Seek out every line containing the word "order", and copy each.
--- MATERIAL FOR THIS EXERCISE ---
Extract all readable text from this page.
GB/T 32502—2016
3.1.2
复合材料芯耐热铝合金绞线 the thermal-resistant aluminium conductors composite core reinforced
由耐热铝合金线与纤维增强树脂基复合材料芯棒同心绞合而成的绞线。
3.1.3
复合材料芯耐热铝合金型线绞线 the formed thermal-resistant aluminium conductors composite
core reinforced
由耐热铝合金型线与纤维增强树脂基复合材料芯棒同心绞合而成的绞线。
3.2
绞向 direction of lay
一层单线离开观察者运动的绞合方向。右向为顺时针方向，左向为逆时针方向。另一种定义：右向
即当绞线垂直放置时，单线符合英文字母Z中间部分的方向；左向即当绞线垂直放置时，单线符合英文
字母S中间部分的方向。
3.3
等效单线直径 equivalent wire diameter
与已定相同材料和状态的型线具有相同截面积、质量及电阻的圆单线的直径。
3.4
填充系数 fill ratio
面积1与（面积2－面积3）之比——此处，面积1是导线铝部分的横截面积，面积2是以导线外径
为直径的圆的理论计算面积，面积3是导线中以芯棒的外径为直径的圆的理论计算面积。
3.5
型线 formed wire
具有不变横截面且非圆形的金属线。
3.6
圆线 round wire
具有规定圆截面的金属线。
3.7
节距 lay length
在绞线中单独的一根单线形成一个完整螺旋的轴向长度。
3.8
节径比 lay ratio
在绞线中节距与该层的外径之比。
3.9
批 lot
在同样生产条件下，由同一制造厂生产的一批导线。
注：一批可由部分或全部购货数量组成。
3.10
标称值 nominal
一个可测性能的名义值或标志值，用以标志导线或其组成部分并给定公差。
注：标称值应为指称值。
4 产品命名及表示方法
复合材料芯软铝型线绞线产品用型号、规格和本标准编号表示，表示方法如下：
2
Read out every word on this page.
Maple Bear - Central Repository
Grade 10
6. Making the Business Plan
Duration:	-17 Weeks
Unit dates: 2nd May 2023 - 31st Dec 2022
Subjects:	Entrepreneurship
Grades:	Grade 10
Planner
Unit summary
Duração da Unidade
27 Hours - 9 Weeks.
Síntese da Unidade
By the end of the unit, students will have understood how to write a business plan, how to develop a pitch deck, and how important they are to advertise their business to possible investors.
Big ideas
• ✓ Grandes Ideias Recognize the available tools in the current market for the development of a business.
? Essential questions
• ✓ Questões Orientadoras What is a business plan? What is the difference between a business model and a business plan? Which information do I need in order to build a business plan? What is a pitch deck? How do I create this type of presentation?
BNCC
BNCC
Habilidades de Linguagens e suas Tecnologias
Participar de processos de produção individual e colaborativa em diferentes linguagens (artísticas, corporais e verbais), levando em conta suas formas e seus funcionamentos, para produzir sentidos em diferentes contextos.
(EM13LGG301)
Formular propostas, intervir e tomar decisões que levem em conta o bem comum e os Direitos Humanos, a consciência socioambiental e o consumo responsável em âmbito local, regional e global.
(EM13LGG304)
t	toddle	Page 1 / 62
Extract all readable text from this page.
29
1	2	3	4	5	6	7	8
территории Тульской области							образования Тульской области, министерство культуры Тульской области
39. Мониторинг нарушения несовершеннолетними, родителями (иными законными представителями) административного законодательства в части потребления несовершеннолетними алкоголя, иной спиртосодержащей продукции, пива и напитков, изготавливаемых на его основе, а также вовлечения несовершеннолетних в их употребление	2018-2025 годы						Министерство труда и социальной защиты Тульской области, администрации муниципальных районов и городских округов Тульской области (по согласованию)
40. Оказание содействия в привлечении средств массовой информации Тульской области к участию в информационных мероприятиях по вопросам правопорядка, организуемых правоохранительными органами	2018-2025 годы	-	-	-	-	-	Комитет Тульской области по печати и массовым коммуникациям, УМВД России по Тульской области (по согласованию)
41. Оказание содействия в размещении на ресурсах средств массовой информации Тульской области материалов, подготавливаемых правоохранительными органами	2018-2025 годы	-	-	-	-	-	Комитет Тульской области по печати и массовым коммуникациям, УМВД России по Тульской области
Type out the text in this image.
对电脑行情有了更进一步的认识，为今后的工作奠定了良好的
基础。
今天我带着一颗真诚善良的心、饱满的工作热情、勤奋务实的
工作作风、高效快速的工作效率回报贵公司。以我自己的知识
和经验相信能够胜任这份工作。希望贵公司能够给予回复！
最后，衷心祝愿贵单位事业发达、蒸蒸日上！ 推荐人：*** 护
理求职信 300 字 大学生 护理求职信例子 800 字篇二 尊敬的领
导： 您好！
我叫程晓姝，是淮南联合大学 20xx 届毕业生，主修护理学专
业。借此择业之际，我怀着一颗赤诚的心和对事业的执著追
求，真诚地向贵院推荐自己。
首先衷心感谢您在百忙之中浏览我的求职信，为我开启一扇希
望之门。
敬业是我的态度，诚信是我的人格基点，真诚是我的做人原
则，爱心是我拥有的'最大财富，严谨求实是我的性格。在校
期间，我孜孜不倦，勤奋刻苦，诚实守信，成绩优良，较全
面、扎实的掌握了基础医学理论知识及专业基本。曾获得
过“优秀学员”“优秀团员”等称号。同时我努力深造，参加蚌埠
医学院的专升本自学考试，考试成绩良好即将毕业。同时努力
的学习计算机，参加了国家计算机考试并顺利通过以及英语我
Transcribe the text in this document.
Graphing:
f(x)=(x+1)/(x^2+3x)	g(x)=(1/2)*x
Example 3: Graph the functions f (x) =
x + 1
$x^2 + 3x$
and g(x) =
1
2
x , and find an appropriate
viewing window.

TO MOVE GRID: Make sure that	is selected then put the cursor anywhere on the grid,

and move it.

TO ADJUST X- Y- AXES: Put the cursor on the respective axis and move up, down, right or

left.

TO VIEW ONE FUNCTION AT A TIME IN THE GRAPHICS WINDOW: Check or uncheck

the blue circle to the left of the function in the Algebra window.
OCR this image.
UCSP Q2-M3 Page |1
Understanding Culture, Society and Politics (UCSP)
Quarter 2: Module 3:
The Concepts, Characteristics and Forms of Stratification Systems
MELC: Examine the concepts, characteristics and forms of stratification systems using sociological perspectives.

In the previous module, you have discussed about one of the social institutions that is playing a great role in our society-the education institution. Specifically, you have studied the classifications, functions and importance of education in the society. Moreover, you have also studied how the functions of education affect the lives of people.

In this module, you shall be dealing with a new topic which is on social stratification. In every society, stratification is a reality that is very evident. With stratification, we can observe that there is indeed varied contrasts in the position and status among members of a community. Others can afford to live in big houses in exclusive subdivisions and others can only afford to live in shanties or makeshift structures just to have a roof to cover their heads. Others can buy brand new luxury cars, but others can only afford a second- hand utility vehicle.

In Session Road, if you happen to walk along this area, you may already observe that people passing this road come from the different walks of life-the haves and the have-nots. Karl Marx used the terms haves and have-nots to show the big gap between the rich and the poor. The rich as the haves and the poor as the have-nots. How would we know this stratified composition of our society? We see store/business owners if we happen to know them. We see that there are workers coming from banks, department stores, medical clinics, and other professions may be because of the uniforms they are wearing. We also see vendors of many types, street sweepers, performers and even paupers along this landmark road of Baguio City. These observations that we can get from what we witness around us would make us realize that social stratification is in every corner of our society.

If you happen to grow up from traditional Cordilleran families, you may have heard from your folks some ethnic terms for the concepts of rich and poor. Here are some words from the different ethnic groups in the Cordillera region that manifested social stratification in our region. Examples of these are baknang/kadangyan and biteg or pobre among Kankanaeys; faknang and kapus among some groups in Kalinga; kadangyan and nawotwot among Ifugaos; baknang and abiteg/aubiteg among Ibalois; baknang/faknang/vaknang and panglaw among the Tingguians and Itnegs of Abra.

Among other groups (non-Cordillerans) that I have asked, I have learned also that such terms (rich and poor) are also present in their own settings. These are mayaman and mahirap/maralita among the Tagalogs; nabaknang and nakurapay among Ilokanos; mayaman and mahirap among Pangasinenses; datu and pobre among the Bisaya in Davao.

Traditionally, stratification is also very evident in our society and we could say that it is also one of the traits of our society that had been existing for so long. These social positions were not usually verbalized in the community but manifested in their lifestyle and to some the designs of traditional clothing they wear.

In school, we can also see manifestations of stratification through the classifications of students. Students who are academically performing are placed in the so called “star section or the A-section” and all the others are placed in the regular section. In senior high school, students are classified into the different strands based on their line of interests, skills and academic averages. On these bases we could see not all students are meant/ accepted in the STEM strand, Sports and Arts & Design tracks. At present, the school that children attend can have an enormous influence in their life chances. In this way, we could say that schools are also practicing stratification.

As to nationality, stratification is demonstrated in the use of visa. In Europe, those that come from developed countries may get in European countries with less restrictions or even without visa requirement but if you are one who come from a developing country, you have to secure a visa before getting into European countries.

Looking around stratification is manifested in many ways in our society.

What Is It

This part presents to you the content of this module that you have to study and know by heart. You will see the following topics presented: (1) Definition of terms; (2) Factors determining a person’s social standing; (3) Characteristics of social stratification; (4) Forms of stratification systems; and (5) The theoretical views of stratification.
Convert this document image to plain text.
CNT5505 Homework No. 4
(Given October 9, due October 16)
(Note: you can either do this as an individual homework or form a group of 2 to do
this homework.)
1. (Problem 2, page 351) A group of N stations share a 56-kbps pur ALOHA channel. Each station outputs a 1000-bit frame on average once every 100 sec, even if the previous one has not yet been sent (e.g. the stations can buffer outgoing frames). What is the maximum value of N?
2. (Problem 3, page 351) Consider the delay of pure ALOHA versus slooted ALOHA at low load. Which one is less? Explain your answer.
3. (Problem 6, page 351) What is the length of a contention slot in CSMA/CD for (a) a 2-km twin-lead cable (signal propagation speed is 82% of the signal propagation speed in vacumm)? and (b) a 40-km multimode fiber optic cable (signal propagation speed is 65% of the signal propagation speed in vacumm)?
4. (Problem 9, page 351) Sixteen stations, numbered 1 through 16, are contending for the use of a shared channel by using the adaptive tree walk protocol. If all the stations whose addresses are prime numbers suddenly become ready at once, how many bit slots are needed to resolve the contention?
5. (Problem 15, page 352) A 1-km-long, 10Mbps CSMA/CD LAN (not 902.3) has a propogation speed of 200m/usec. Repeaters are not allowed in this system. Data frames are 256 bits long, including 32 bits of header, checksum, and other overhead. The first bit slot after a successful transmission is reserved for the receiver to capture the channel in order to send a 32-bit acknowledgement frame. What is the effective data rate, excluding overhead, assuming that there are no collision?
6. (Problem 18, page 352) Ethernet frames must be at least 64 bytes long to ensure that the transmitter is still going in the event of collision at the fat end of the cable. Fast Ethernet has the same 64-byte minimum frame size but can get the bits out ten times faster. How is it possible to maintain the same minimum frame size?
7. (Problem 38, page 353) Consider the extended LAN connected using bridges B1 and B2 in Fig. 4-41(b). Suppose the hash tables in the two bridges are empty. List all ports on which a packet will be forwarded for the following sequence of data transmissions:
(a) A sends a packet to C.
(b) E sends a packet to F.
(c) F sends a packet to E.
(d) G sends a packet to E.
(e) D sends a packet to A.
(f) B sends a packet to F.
---
**ANSWER TO THIS EXERCISE**
• ✓ Questões Orientadoras What is a business plan? What is the difference between a business model and a business plan? Which information do I need in order to build a business plan? What is a pitch deck? How do I create this type of presentation?
5. (Problem 15, page 352) A 1-km-long, 10Mbps CSMA/CD LAN (not 902.3) has a propogation speed of 200m/usec. Repeaters are not allowed in this system. Data frames are 256 bits long, including 32 bits of header, checksum, and other overhead. The first bit slot after a successful transmission is reserved for the receiver to capture the channel in order to send a 32-bit acknowledgement frame. What is the effective data rate, excluding overhead, assuming that there are no collision?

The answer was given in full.